◆ **Exercise**:
Review the material and extract every line in which the word "ylabel" occurs.

--- Start Records provided ---

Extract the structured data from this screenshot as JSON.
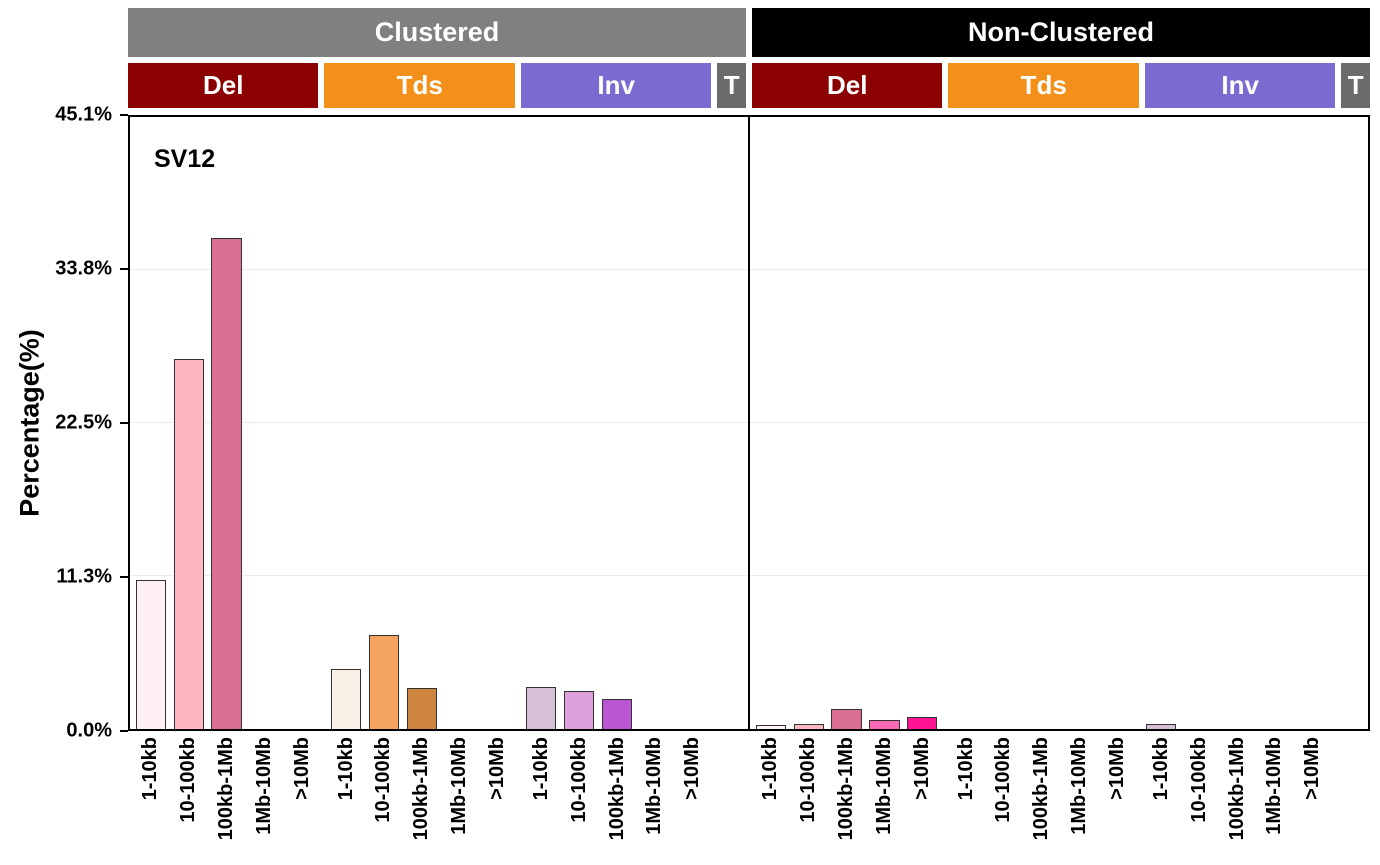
{
  "chart_data": {
    "type": "bar",
    "title": "SV12",
    "ylabel": "Percentage(%)",
    "ylim": [
      0,
      45.1
    ],
    "yticks_top_to_bottom": [
      "45.1%",
      "33.8%",
      "22.5%",
      "11.3%",
      "0.0%"
    ],
    "grid": "faint horizontal gridlines at each y tick",
    "legend": "none",
    "size_bins": [
      "1-10kb",
      "10-100kb",
      "100kb-1Mb",
      "1Mb-10Mb",
      ">10Mb"
    ],
    "bar_border_color": "#333333",
    "grid_color": "#ebebeb",
    "panels": [
      {
        "name": "Clustered",
        "header_color": "#808080",
        "header_text_color": "#ffffff",
        "groups": [
          {
            "name": "Del",
            "header_color": "#8b0000",
            "bar_colors": [
              "#fff0f5",
              "#ffb6c1",
              "#db7093",
              "#ff69b4",
              "#ff1493"
            ],
            "values": [
              11.0,
              27.3,
              36.2,
              0,
              0
            ]
          },
          {
            "name": "Tds",
            "header_color": "#f39019",
            "bar_colors": [
              "#faf0e6",
              "#f4a460",
              "#cd853f",
              "#d2691e",
              "#a0522d"
            ],
            "values": [
              4.4,
              6.9,
              3.0,
              0,
              0
            ]
          },
          {
            "name": "Inv",
            "header_color": "#7a6bd1",
            "bar_colors": [
              "#d8bfd8",
              "#dda0dd",
              "#ba55d3",
              "#9932cc",
              "#8b008b"
            ],
            "values": [
              3.1,
              2.8,
              2.2,
              0,
              0
            ]
          },
          {
            "name": "T",
            "header_color": "#6b6b6b",
            "bar_colors": [
              "#6b6b6b"
            ],
            "values": [
              0
            ],
            "has_bin_labels": false
          }
        ]
      },
      {
        "name": "Non-Clustered",
        "header_color": "#000000",
        "header_text_color": "#ffffff",
        "groups": [
          {
            "name": "Del",
            "header_color": "#8b0000",
            "bar_colors": [
              "#fff0f5",
              "#ffb6c1",
              "#db7093",
              "#ff69b4",
              "#ff1493"
            ],
            "values": [
              0.3,
              0.4,
              1.5,
              0.7,
              0.9
            ]
          },
          {
            "name": "Tds",
            "header_color": "#f39019",
            "bar_colors": [
              "#faf0e6",
              "#f4a460",
              "#cd853f",
              "#d2691e",
              "#a0522d"
            ],
            "values": [
              0,
              0,
              0,
              0,
              0
            ]
          },
          {
            "name": "Inv",
            "header_color": "#7a6bd1",
            "bar_colors": [
              "#d8bfd8",
              "#dda0dd",
              "#ba55d3",
              "#9932cc",
              "#8b008b"
            ],
            "values": [
              0.35,
              0,
              0,
              0,
              0
            ]
          },
          {
            "name": "T",
            "header_color": "#6b6b6b",
            "bar_colors": [
              "#6b6b6b"
            ],
            "values": [
              0
            ],
            "has_bin_labels": false
          }
        ]
      }
    ]
  }
}
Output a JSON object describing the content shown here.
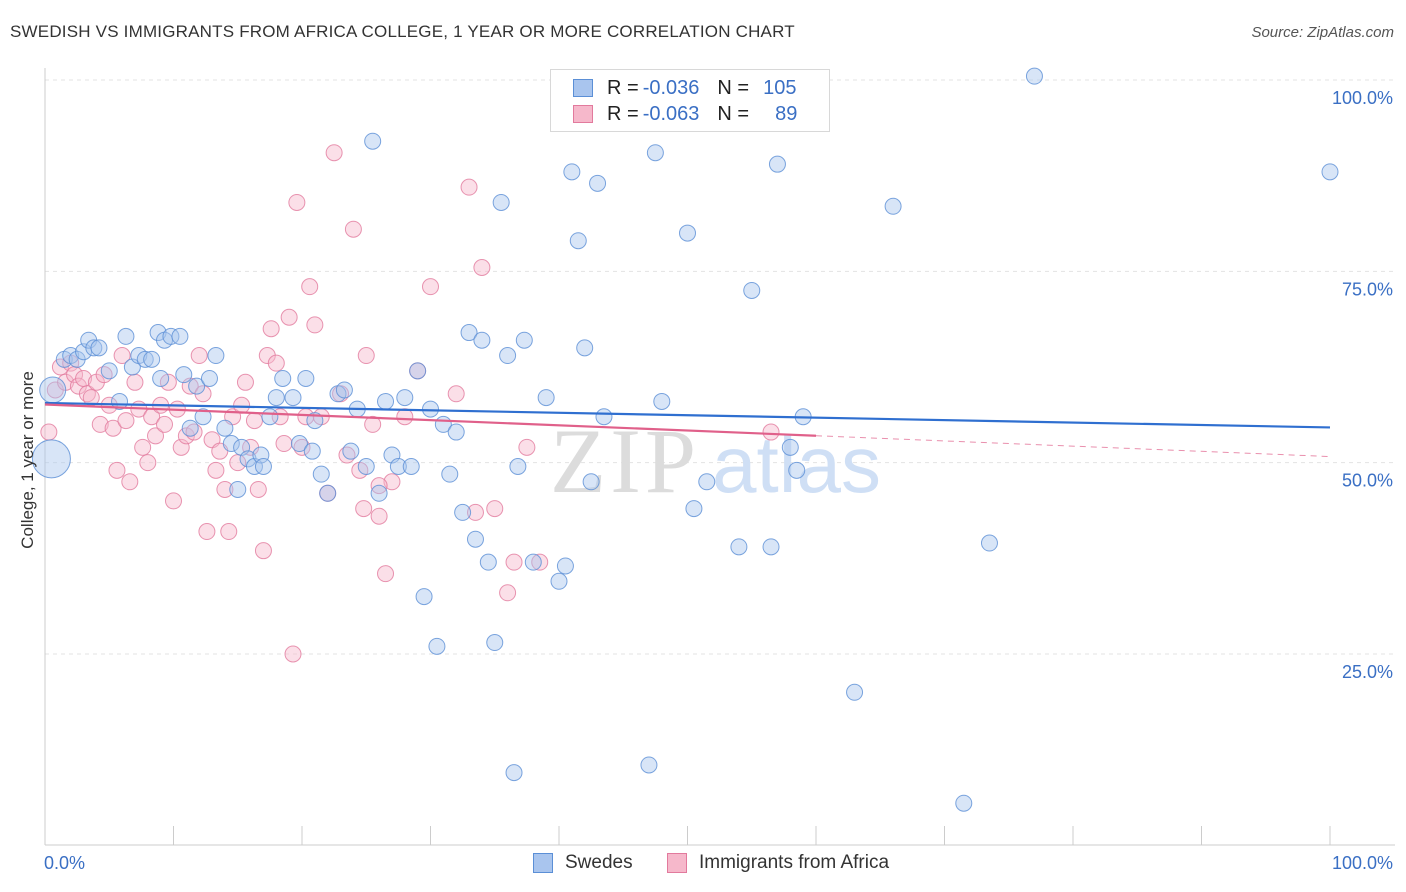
{
  "title": "SWEDISH VS IMMIGRANTS FROM AFRICA COLLEGE, 1 YEAR OR MORE CORRELATION CHART",
  "source": "Source: ZipAtlas.com",
  "watermark": {
    "zip": "ZIP",
    "atlas": "atlas"
  },
  "legend": {
    "swedes": {
      "r_label": "R =",
      "r_value": "-0.036",
      "n_label": "N =",
      "n_value": "105"
    },
    "africa": {
      "r_label": "R =",
      "r_value": "-0.063",
      "n_label": "N =",
      "n_value": "89"
    }
  },
  "bottom_legend": {
    "swedes": "Swedes",
    "africa": "Immigrants from Africa"
  },
  "colors": {
    "swedes_fill": "#a9c5ee",
    "swedes_stroke": "#5b8fd6",
    "swedes_line": "#2f6fd0",
    "africa_fill": "#f6b8cb",
    "africa_stroke": "#e27a9d",
    "africa_line": "#e0608a",
    "tick_label": "#3a6fc4",
    "grid": "#e3e3e3"
  },
  "chart_data": {
    "type": "scatter",
    "title": "SWEDISH VS IMMIGRANTS FROM AFRICA COLLEGE, 1 YEAR OR MORE CORRELATION CHART",
    "xlabel": "",
    "ylabel": "College, 1 year or more",
    "xlim": [
      0,
      100
    ],
    "ylim": [
      0,
      105
    ],
    "x_tick_labels": [
      "0.0%",
      "100.0%"
    ],
    "y_ticks": [
      25,
      50,
      75,
      100
    ],
    "y_tick_labels": [
      "25.0%",
      "50.0%",
      "75.0%",
      "100.0%"
    ],
    "series": [
      {
        "name": "Swedes",
        "r": -0.036,
        "n": 105,
        "trend": {
          "x": [
            0,
            100
          ],
          "y": [
            57.8,
            54.6
          ],
          "dashed_from": null
        },
        "points": [
          [
            0.5,
            50.5
          ],
          [
            0.6,
            59.5
          ],
          [
            1.5,
            63.5
          ],
          [
            2.0,
            64.0
          ],
          [
            2.5,
            63.5
          ],
          [
            3.0,
            64.5
          ],
          [
            3.4,
            66.0
          ],
          [
            3.8,
            65.0
          ],
          [
            4.2,
            65.0
          ],
          [
            5.0,
            62.0
          ],
          [
            5.8,
            58.0
          ],
          [
            6.3,
            66.5
          ],
          [
            6.8,
            62.5
          ],
          [
            7.3,
            64.0
          ],
          [
            7.8,
            63.5
          ],
          [
            8.3,
            63.5
          ],
          [
            8.8,
            67.0
          ],
          [
            9.3,
            66.0
          ],
          [
            9.8,
            66.5
          ],
          [
            10.5,
            66.5
          ],
          [
            10.8,
            61.5
          ],
          [
            11.3,
            54.5
          ],
          [
            11.8,
            60.0
          ],
          [
            12.3,
            56.0
          ],
          [
            12.8,
            61.0
          ],
          [
            13.3,
            64.0
          ],
          [
            14.0,
            54.5
          ],
          [
            14.5,
            52.5
          ],
          [
            15.0,
            46.5
          ],
          [
            15.3,
            52.0
          ],
          [
            15.8,
            50.5
          ],
          [
            16.3,
            49.5
          ],
          [
            16.8,
            51.0
          ],
          [
            17.5,
            56.0
          ],
          [
            18.0,
            58.5
          ],
          [
            18.5,
            61.0
          ],
          [
            19.3,
            58.5
          ],
          [
            19.8,
            52.5
          ],
          [
            20.3,
            61.0
          ],
          [
            20.8,
            51.5
          ],
          [
            21.5,
            48.5
          ],
          [
            22.0,
            46.0
          ],
          [
            22.8,
            59.0
          ],
          [
            23.3,
            59.5
          ],
          [
            23.8,
            51.5
          ],
          [
            24.3,
            57.0
          ],
          [
            25.0,
            49.5
          ],
          [
            25.5,
            92.0
          ],
          [
            26.0,
            46.0
          ],
          [
            26.5,
            58.0
          ],
          [
            27.0,
            51.0
          ],
          [
            27.5,
            49.5
          ],
          [
            28.0,
            58.5
          ],
          [
            28.5,
            49.5
          ],
          [
            29.0,
            62.0
          ],
          [
            29.5,
            32.5
          ],
          [
            30.0,
            57.0
          ],
          [
            30.5,
            26.0
          ],
          [
            31.0,
            55.0
          ],
          [
            31.5,
            48.5
          ],
          [
            32.0,
            54.0
          ],
          [
            32.5,
            43.5
          ],
          [
            33.0,
            67.0
          ],
          [
            33.5,
            40.0
          ],
          [
            34.0,
            66.0
          ],
          [
            34.5,
            37.0
          ],
          [
            35.0,
            26.5
          ],
          [
            35.5,
            84.0
          ],
          [
            36.0,
            64.0
          ],
          [
            36.5,
            9.5
          ],
          [
            36.8,
            49.5
          ],
          [
            37.3,
            66.0
          ],
          [
            38.0,
            37.0
          ],
          [
            39.0,
            58.5
          ],
          [
            40.0,
            34.5
          ],
          [
            40.5,
            36.5
          ],
          [
            41.0,
            88.0
          ],
          [
            41.5,
            79.0
          ],
          [
            42.0,
            65.0
          ],
          [
            42.5,
            47.5
          ],
          [
            43.0,
            86.5
          ],
          [
            43.5,
            56.0
          ],
          [
            47.0,
            10.5
          ],
          [
            47.5,
            90.5
          ],
          [
            48.0,
            58.0
          ],
          [
            50.0,
            80.0
          ],
          [
            50.5,
            44.0
          ],
          [
            51.5,
            47.5
          ],
          [
            54.0,
            39.0
          ],
          [
            55.0,
            72.5
          ],
          [
            56.5,
            39.0
          ],
          [
            57.0,
            89.0
          ],
          [
            58.0,
            52.0
          ],
          [
            58.5,
            49.0
          ],
          [
            59.0,
            56.0
          ],
          [
            63.0,
            20.0
          ],
          [
            66.0,
            83.5
          ],
          [
            71.5,
            5.5
          ],
          [
            73.5,
            39.5
          ],
          [
            77.0,
            100.5
          ],
          [
            100.0,
            88.0
          ],
          [
            21.0,
            55.5
          ],
          [
            9.0,
            61.0
          ],
          [
            17.0,
            49.5
          ]
        ]
      },
      {
        "name": "Immigrants from Africa",
        "r": -0.063,
        "n": 89,
        "trend": {
          "x": [
            0,
            100
          ],
          "y": [
            57.6,
            50.8
          ],
          "dashed_from": 60
        },
        "points": [
          [
            0.3,
            54.0
          ],
          [
            0.8,
            59.5
          ],
          [
            1.2,
            62.5
          ],
          [
            1.6,
            60.5
          ],
          [
            2.0,
            63.0
          ],
          [
            2.3,
            61.5
          ],
          [
            2.6,
            60.0
          ],
          [
            3.0,
            61.0
          ],
          [
            3.3,
            59.0
          ],
          [
            3.6,
            58.5
          ],
          [
            4.0,
            60.5
          ],
          [
            4.3,
            55.0
          ],
          [
            4.6,
            61.5
          ],
          [
            5.0,
            57.5
          ],
          [
            5.3,
            54.5
          ],
          [
            5.6,
            49.0
          ],
          [
            6.0,
            64.0
          ],
          [
            6.3,
            55.5
          ],
          [
            6.6,
            47.5
          ],
          [
            7.0,
            60.5
          ],
          [
            7.3,
            57.0
          ],
          [
            7.6,
            52.0
          ],
          [
            8.0,
            50.0
          ],
          [
            8.3,
            56.0
          ],
          [
            8.6,
            53.5
          ],
          [
            9.0,
            57.5
          ],
          [
            9.3,
            55.0
          ],
          [
            9.6,
            60.5
          ],
          [
            10.0,
            45.0
          ],
          [
            10.3,
            57.0
          ],
          [
            10.6,
            52.0
          ],
          [
            11.0,
            53.5
          ],
          [
            11.3,
            60.0
          ],
          [
            11.6,
            54.0
          ],
          [
            12.0,
            64.0
          ],
          [
            12.3,
            59.0
          ],
          [
            12.6,
            41.0
          ],
          [
            13.0,
            53.0
          ],
          [
            13.3,
            49.0
          ],
          [
            13.6,
            51.5
          ],
          [
            14.0,
            46.5
          ],
          [
            14.3,
            41.0
          ],
          [
            14.6,
            56.0
          ],
          [
            15.0,
            50.0
          ],
          [
            15.3,
            57.5
          ],
          [
            15.6,
            60.5
          ],
          [
            16.0,
            52.0
          ],
          [
            16.3,
            55.5
          ],
          [
            16.6,
            46.5
          ],
          [
            17.0,
            38.5
          ],
          [
            17.3,
            64.0
          ],
          [
            17.6,
            67.5
          ],
          [
            18.0,
            63.0
          ],
          [
            18.3,
            56.0
          ],
          [
            18.6,
            52.5
          ],
          [
            19.0,
            69.0
          ],
          [
            19.3,
            25.0
          ],
          [
            19.6,
            84.0
          ],
          [
            20.0,
            52.0
          ],
          [
            20.3,
            56.0
          ],
          [
            20.6,
            73.0
          ],
          [
            21.0,
            68.0
          ],
          [
            21.5,
            56.0
          ],
          [
            22.0,
            46.0
          ],
          [
            22.5,
            90.5
          ],
          [
            23.0,
            59.0
          ],
          [
            23.5,
            51.0
          ],
          [
            24.0,
            80.5
          ],
          [
            24.5,
            49.0
          ],
          [
            25.0,
            64.0
          ],
          [
            25.5,
            55.0
          ],
          [
            26.0,
            43.0
          ],
          [
            26.5,
            35.5
          ],
          [
            27.0,
            47.5
          ],
          [
            28.0,
            56.0
          ],
          [
            29.0,
            62.0
          ],
          [
            30.0,
            73.0
          ],
          [
            32.0,
            59.0
          ],
          [
            33.0,
            86.0
          ],
          [
            33.5,
            43.5
          ],
          [
            34.0,
            75.5
          ],
          [
            35.0,
            44.0
          ],
          [
            36.0,
            33.0
          ],
          [
            36.5,
            37.0
          ],
          [
            37.5,
            52.0
          ],
          [
            38.5,
            37.0
          ],
          [
            56.5,
            54.0
          ],
          [
            26.0,
            47.0
          ],
          [
            24.8,
            44.0
          ]
        ]
      }
    ]
  }
}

--- End Records provided ---

◆ **Response below**:
    "ylabel": "Percentage(%)",
    "ylabel": "College, 1 year or more",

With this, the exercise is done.